--- START Entries supplied ---

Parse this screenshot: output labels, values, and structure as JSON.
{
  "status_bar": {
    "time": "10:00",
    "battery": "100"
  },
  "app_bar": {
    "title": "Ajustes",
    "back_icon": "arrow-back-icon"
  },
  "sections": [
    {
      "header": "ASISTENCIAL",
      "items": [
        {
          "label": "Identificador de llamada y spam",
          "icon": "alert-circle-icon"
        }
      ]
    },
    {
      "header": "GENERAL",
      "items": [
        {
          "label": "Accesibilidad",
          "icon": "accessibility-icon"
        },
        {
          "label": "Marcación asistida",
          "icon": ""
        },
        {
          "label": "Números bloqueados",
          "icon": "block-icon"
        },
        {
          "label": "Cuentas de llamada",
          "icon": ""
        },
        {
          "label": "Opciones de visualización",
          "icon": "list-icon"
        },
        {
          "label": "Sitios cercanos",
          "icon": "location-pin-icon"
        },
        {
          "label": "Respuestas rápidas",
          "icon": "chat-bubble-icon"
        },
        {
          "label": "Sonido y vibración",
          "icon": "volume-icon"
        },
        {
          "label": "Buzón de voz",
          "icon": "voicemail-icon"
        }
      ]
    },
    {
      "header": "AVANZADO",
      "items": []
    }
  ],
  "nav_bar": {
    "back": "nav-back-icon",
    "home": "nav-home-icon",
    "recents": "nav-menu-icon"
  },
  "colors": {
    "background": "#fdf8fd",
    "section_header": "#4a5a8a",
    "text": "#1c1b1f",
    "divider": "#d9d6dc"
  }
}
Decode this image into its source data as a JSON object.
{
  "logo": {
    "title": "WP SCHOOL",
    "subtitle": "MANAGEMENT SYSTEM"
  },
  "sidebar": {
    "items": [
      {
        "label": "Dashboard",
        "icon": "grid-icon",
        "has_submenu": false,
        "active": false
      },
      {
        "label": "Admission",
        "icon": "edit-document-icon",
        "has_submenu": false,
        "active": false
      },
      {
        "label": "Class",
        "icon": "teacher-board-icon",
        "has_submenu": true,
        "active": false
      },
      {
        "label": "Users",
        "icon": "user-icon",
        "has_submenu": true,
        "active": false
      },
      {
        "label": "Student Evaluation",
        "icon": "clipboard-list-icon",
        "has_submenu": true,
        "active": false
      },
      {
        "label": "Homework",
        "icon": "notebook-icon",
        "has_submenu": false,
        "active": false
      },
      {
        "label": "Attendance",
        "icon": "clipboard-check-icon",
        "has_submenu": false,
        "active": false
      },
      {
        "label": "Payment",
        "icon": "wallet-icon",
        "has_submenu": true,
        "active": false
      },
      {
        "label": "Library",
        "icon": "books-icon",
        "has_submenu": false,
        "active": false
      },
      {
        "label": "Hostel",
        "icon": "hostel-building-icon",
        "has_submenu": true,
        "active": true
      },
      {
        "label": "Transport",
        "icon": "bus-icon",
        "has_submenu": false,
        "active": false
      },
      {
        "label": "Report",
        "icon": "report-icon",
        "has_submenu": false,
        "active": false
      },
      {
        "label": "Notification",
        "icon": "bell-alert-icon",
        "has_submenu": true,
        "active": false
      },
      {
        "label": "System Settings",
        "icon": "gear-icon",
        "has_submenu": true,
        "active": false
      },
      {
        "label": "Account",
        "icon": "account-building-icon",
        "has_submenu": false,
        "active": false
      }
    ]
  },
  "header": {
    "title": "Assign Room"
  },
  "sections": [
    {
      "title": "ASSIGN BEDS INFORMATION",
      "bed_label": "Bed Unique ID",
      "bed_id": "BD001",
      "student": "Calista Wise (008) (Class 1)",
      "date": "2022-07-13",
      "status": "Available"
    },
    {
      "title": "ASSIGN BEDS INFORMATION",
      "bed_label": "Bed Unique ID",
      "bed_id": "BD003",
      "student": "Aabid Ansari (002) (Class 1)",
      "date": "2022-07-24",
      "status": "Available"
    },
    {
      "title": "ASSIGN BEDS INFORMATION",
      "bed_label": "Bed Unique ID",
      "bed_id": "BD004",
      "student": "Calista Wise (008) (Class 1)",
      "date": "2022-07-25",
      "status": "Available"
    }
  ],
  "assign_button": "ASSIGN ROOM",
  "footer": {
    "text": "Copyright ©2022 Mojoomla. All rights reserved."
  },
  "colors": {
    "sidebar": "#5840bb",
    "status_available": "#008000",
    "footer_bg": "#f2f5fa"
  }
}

--- END Entries supplied ---

__Task goal__: Quote all the records exactly, please, leaving none out.

__The output__:
Parse this screenshot: output labels, values, and structure as JSON.
{
  "status_bar": {
    "time": "10:00",
    "battery": "100"
  },
  "app_bar": {
    "title": "Ajustes",
    "back_icon": "arrow-back-icon"
  },
  "sections": [
    {
      "header": "ASISTENCIAL",
      "items": [
        {
          "label": "Identificador de llamada y spam",
          "icon": "alert-circle-icon"
        }
      ]
    },
    {
      "header": "GENERAL",
      "items": [
        {
          "label": "Accesibilidad",
          "icon": "accessibility-icon"
        },
        {
          "label": "Marcación asistida",
          "icon": ""
        },
        {
          "label": "Números bloqueados",
          "icon": "block-icon"
        },
        {
          "label": "Cuentas de llamada",
          "icon": ""
        },
        {
          "label": "Opciones de visualización",
          "icon": "list-icon"
        },
        {
          "label": "Sitios cercanos",
          "icon": "location-pin-icon"
        },
        {
          "label": "Respuestas rápidas",
          "icon": "chat-bubble-icon"
        },
        {
          "label": "Sonido y vibración",
          "icon": "volume-icon"
        },
        {
          "label": "Buzón de voz",
          "icon": "voicemail-icon"
        }
      ]
    },
    {
      "header": "AVANZADO",
      "items": []
    }
  ],
  "nav_bar": {
    "back": "nav-back-icon",
    "home": "nav-home-icon",
    "recents": "nav-menu-icon"
  },
  "colors": {
    "background": "#fdf8fd",
    "section_header": "#4a5a8a",
    "text": "#1c1b1f",
    "divider": "#d9d6dc"
  }
}
Decode this image into its source data as a JSON object.
{
  "logo": {
    "title": "WP SCHOOL",
    "subtitle": "MANAGEMENT SYSTEM"
  },
  "sidebar": {
    "items": [
      {
        "label": "Dashboard",
        "icon": "grid-icon",
        "has_submenu": false,
        "active": false
      },
      {
        "label": "Admission",
        "icon": "edit-document-icon",
        "has_submenu": false,
        "active": false
      },
      {
        "label": "Class",
        "icon": "teacher-board-icon",
        "has_submenu": true,
        "active": false
      },
      {
        "label": "Users",
        "icon": "user-icon",
        "has_submenu": true,
        "active": false
      },
      {
        "label": "Student Evaluation",
        "icon": "clipboard-list-icon",
        "has_submenu": true,
        "active": false
      },
      {
        "label": "Homework",
        "icon": "notebook-icon",
        "has_submenu": false,
        "active": false
      },
      {
        "label": "Attendance",
        "icon": "clipboard-check-icon",
        "has_submenu": false,
        "active": false
      },
      {
        "label": "Payment",
        "icon": "wallet-icon",
        "has_submenu": true,
        "active": false
      },
      {
        "label": "Library",
        "icon": "books-icon",
        "has_submenu": false,
        "active": false
      },
      {
        "label": "Hostel",
        "icon": "hostel-building-icon",
        "has_submenu": true,
        "active": true
      },
      {
        "label": "Transport",
        "icon": "bus-icon",
        "has_submenu": false,
        "active": false
      },
      {
        "label": "Report",
        "icon": "report-icon",
        "has_submenu": false,
        "active": false
      },
      {
        "label": "Notification",
        "icon": "bell-alert-icon",
        "has_submenu": true,
        "active": false
      },
      {
        "label": "System Settings",
        "icon": "gear-icon",
        "has_submenu": true,
        "active": false
      },
      {
        "label": "Account",
        "icon": "account-building-icon",
        "has_submenu": false,
        "active": false
      }
    ]
  },
  "header": {
    "title": "Assign Room"
  },
  "sections": [
    {
      "title": "ASSIGN BEDS INFORMATION",
      "bed_label": "Bed Unique ID",
      "bed_id": "BD001",
      "student": "Calista Wise (008) (Class 1)",
      "date": "2022-07-13",
      "status": "Available"
    },
    {
      "title": "ASSIGN BEDS INFORMATION",
      "bed_label": "Bed Unique ID",
      "bed_id": "BD003",
      "student": "Aabid Ansari (002) (Class 1)",
      "date": "2022-07-24",
      "status": "Available"
    },
    {
      "title": "ASSIGN BEDS INFORMATION",
      "bed_label": "Bed Unique ID",
      "bed_id": "BD004",
      "student": "Calista Wise (008) (Class 1)",
      "date": "2022-07-25",
      "status": "Available"
    }
  ],
  "assign_button": "ASSIGN ROOM",
  "footer": {
    "text": "Copyright ©2022 Mojoomla. All rights reserved."
  },
  "colors": {
    "sidebar": "#5840bb",
    "status_available": "#008000",
    "footer_bg": "#f2f5fa"
  }
}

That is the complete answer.